Dataset records on visual material:
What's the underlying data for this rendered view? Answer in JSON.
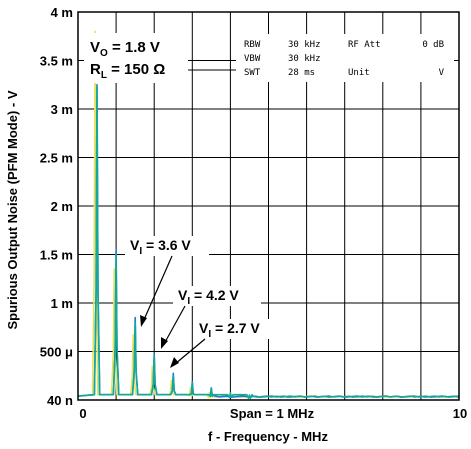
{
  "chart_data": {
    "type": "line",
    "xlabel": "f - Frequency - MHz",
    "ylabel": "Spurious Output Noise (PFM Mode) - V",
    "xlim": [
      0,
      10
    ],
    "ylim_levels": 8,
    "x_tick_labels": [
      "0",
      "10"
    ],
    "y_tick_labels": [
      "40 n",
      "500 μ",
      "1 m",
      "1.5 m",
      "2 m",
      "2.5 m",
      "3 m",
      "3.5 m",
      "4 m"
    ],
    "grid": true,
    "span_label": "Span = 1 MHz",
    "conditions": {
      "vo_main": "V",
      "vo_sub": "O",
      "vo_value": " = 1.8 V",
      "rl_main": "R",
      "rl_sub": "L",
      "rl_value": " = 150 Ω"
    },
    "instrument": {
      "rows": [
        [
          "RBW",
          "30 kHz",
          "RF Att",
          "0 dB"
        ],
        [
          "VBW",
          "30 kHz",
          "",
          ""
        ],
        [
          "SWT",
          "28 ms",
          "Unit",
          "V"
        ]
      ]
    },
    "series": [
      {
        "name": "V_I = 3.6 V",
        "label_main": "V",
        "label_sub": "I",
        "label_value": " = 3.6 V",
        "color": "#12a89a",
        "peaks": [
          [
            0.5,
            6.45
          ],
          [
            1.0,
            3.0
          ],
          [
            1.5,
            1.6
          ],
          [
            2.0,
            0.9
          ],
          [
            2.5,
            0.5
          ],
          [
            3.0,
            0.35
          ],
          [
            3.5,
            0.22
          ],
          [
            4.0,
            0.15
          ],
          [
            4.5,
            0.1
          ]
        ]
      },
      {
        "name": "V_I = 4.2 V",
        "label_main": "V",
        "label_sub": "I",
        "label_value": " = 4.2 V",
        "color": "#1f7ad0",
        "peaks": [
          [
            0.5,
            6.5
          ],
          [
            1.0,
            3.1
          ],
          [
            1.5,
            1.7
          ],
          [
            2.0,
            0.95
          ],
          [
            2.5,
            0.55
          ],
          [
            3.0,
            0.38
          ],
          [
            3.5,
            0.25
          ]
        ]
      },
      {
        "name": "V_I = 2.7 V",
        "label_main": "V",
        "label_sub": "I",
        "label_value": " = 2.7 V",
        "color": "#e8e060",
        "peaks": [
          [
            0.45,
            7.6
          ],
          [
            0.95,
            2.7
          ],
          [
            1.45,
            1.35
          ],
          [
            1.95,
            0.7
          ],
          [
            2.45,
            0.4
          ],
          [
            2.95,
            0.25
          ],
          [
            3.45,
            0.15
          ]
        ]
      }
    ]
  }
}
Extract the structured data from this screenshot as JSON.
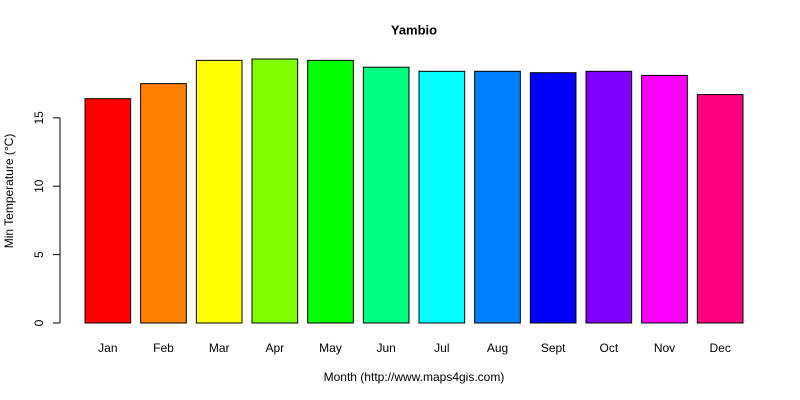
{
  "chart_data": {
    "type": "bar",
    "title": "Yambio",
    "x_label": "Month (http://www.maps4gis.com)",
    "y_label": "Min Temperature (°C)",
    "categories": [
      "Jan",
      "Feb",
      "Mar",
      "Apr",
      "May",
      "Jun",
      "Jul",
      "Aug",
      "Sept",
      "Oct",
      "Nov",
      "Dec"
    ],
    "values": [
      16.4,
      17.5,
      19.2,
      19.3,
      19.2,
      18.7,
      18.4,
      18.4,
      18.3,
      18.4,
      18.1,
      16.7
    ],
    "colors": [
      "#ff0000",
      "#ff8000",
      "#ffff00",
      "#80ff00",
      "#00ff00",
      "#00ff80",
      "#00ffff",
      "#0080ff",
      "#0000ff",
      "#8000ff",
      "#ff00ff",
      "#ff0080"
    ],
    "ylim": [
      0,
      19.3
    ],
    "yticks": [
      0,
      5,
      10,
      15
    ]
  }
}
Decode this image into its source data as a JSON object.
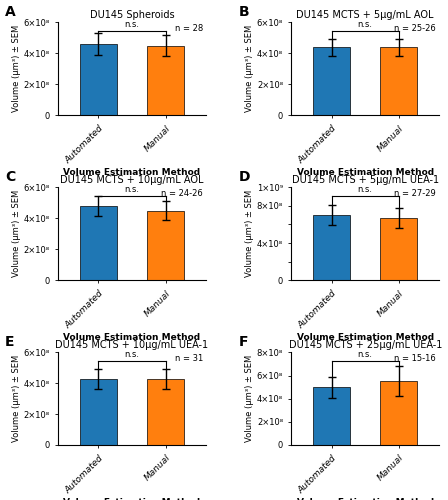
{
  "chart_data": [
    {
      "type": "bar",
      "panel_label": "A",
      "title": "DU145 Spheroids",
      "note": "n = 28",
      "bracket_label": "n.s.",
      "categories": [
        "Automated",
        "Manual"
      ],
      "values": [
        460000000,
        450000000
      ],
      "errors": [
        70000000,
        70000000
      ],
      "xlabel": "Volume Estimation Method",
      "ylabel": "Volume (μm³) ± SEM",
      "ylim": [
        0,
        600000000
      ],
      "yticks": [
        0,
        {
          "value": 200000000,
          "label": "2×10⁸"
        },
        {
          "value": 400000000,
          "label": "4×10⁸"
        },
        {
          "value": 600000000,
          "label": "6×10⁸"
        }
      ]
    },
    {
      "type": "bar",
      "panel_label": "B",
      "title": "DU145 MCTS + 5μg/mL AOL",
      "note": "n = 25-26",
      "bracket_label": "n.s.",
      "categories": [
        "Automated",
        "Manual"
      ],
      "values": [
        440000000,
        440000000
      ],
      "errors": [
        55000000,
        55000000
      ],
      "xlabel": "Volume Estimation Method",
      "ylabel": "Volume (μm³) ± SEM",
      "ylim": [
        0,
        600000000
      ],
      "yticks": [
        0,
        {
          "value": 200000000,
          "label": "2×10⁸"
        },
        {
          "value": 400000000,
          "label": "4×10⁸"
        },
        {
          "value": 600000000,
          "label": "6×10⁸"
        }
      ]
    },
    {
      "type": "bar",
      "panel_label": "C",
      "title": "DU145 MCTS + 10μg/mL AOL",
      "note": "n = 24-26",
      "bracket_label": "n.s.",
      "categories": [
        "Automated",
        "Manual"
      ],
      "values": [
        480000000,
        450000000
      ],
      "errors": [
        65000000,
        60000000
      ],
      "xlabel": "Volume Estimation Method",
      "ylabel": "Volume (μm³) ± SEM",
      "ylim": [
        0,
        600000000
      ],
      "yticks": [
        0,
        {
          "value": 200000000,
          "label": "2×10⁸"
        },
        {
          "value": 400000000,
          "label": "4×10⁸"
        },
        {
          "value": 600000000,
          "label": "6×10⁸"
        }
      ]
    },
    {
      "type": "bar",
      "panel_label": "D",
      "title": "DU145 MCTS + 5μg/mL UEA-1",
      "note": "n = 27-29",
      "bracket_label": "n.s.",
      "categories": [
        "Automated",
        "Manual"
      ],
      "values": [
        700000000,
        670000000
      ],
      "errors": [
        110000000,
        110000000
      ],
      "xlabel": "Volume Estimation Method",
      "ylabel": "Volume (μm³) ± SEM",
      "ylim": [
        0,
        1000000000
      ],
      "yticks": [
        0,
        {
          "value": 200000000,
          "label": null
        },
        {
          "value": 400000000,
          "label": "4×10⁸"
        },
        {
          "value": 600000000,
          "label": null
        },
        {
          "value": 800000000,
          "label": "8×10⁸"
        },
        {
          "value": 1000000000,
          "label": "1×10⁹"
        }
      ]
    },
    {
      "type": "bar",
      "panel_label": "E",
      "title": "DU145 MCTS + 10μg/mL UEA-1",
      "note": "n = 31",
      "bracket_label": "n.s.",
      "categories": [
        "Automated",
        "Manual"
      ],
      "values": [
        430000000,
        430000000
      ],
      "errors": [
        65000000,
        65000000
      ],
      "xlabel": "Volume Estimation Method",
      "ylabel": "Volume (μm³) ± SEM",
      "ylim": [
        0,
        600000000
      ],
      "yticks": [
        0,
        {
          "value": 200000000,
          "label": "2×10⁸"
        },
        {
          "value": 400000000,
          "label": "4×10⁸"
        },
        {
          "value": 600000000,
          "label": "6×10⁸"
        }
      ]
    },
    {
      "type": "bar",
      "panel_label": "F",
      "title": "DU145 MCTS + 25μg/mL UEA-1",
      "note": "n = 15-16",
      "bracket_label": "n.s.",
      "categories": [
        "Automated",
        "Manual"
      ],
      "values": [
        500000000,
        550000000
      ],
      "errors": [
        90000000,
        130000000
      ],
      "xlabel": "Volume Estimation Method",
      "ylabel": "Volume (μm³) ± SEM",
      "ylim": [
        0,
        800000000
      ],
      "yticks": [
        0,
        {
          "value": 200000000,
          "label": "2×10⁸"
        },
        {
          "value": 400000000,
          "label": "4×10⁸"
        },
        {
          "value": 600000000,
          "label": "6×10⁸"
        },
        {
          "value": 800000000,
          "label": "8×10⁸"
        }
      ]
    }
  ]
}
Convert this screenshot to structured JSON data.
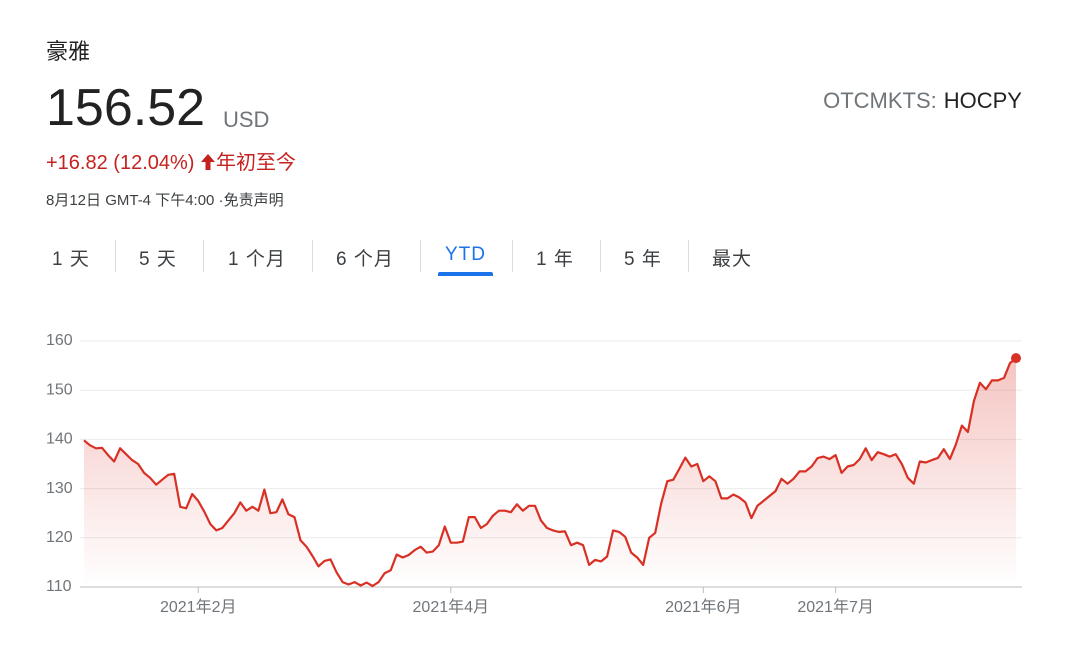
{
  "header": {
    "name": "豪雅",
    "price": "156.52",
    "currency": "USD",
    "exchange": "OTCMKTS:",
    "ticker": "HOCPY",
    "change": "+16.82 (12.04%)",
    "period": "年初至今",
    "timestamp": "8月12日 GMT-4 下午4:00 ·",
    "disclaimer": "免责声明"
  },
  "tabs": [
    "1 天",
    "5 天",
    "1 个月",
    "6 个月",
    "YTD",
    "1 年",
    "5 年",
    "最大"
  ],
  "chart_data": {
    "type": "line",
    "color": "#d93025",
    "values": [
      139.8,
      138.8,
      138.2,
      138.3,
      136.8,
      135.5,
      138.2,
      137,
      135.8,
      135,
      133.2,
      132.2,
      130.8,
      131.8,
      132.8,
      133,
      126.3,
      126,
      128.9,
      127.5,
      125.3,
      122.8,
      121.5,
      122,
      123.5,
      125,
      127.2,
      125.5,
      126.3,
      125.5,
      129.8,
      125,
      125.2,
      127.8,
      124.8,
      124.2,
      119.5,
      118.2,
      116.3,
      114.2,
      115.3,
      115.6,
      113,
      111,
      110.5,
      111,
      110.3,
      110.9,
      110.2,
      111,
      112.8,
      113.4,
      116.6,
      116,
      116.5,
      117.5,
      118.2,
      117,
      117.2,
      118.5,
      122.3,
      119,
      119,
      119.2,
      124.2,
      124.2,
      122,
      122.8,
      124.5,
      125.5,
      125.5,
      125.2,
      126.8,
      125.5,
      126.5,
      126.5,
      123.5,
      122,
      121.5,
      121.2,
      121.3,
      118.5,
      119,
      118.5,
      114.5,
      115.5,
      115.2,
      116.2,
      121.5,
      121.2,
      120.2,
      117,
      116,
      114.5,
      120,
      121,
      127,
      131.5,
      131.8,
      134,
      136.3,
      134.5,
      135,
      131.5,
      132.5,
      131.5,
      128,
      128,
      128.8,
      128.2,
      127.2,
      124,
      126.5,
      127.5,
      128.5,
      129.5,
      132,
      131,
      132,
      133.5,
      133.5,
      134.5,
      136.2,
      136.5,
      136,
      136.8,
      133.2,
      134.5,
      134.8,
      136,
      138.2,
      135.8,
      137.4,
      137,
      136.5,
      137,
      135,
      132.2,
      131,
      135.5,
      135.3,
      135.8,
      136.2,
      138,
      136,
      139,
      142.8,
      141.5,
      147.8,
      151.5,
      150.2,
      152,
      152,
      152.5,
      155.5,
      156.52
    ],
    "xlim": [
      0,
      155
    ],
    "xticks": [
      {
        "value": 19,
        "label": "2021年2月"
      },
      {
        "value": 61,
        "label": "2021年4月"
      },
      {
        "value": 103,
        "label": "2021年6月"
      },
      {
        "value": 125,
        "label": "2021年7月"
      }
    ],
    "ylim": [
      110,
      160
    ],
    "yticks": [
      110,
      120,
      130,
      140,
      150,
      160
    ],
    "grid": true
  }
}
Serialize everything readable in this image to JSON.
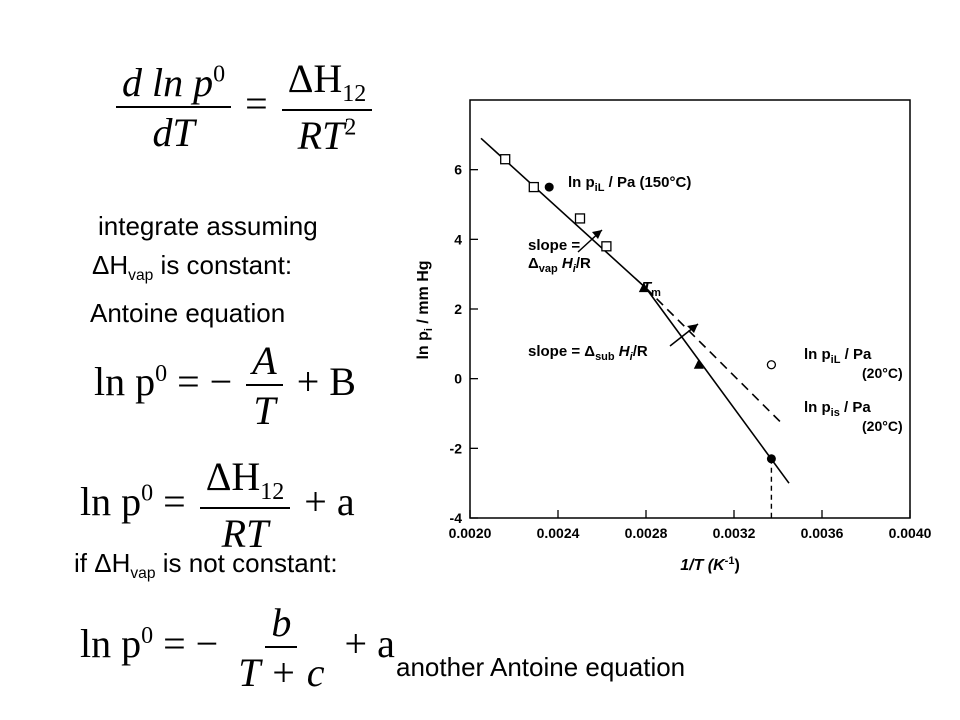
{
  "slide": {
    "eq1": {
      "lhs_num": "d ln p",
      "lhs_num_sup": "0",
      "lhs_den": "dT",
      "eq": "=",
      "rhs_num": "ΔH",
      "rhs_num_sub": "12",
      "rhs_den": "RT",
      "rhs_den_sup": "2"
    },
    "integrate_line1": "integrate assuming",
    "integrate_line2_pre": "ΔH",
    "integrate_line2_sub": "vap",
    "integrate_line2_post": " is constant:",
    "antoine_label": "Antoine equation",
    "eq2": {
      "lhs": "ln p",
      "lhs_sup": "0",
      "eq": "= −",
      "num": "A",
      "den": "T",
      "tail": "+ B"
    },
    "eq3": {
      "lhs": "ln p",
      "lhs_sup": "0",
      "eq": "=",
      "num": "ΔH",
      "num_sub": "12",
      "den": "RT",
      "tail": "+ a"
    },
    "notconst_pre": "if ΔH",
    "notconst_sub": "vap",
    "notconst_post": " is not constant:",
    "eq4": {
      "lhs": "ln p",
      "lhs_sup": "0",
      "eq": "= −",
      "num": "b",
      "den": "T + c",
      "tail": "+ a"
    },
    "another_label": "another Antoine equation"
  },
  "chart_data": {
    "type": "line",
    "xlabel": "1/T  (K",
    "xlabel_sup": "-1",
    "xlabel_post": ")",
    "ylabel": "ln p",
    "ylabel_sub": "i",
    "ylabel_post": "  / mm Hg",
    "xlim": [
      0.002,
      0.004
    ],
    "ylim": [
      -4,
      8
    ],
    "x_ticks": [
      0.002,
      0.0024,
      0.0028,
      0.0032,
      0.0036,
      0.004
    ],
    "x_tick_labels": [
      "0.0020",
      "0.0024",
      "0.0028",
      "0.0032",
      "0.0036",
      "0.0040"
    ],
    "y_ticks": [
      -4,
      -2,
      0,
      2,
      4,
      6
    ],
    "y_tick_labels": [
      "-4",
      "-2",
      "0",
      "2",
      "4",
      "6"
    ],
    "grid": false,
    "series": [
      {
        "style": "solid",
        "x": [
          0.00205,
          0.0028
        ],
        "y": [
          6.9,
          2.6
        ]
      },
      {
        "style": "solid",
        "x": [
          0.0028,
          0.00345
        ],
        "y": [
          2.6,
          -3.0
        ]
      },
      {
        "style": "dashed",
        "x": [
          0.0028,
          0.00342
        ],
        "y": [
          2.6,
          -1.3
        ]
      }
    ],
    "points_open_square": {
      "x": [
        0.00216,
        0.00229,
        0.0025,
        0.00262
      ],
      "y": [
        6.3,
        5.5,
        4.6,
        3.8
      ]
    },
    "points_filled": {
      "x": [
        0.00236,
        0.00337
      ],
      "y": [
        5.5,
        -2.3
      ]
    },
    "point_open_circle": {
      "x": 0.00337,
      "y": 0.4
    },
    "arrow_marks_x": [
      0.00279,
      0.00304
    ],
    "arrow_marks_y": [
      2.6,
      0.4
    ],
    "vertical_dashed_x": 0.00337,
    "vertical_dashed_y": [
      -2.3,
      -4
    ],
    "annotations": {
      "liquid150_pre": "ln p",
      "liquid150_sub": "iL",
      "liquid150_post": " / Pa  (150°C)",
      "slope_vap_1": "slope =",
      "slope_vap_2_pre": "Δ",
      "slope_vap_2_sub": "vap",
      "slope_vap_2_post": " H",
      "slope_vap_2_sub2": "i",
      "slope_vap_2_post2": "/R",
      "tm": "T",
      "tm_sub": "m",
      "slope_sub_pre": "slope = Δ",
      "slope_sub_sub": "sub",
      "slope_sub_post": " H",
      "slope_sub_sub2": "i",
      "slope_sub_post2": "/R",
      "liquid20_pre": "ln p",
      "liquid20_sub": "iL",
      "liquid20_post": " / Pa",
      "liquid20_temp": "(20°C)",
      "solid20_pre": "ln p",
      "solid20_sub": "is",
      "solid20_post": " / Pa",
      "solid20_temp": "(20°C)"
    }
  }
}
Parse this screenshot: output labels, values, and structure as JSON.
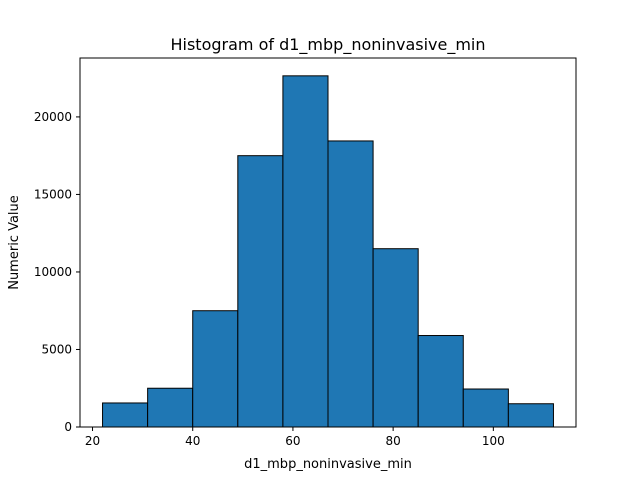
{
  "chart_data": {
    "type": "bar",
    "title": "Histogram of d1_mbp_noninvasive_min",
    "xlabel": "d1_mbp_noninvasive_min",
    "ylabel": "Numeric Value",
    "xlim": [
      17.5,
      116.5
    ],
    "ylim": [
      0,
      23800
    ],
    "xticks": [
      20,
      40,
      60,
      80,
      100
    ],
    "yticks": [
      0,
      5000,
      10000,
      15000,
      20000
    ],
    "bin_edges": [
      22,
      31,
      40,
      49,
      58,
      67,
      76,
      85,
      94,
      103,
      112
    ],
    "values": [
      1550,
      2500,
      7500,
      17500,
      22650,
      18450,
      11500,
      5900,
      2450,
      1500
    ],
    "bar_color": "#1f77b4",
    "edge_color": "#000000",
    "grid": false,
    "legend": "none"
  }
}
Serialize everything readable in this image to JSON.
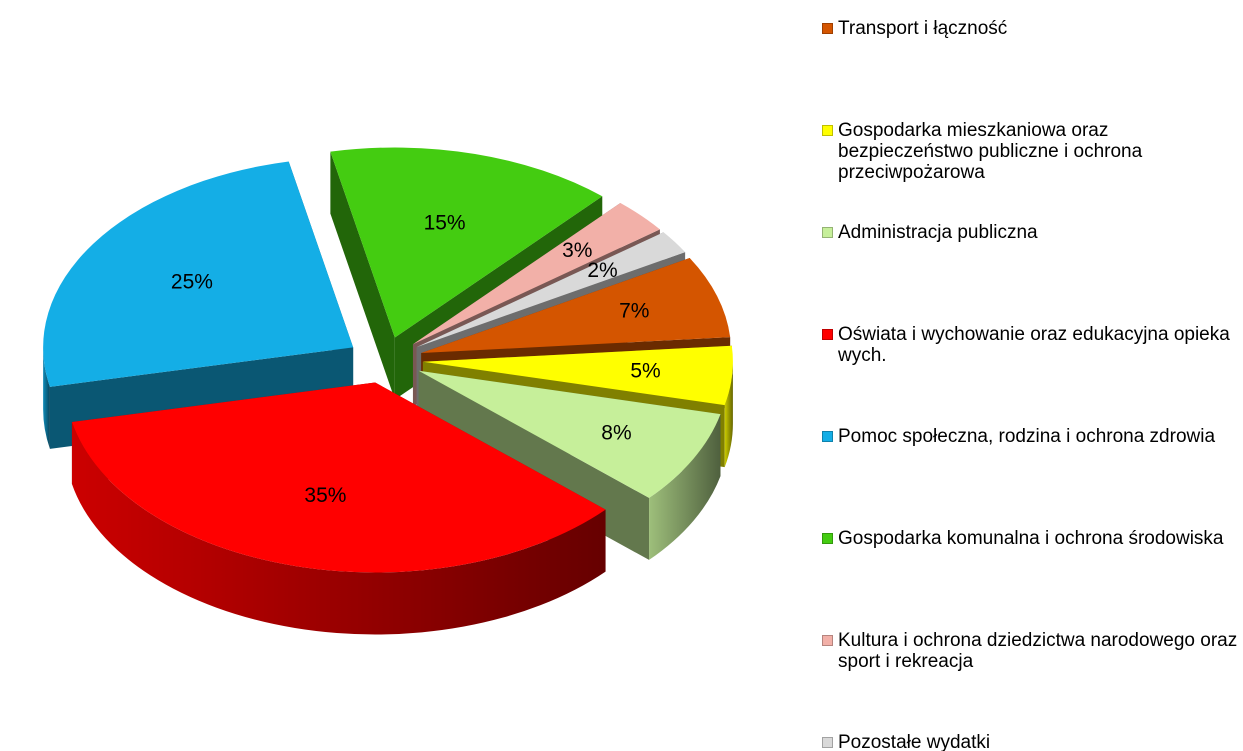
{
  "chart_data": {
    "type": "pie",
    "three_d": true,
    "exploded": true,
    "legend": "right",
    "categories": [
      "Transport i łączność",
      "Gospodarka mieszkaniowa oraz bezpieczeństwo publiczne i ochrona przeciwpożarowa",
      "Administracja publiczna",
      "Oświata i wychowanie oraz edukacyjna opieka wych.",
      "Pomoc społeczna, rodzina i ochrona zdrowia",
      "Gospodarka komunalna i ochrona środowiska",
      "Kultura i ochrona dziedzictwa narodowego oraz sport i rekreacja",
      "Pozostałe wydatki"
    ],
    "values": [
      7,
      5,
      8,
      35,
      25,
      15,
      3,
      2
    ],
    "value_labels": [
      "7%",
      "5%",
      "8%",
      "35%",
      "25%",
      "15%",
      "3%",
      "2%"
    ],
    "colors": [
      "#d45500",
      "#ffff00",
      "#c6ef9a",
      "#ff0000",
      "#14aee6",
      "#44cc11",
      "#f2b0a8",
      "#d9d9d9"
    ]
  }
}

#### INSTRUCTION
Where a line above holds the string "MCTS", show that line.

#### FINAL RESULT
      "title": "DU145 MCTS + 5μg/mL AOL",
      "title": "DU145 MCTS + 10μg/mL AOL",
      "title": "DU145 MCTS + 5μg/mL UEA-1",
      "title": "DU145 MCTS + 10μg/mL UEA-1",
      "title": "DU145 MCTS + 25μg/mL UEA-1",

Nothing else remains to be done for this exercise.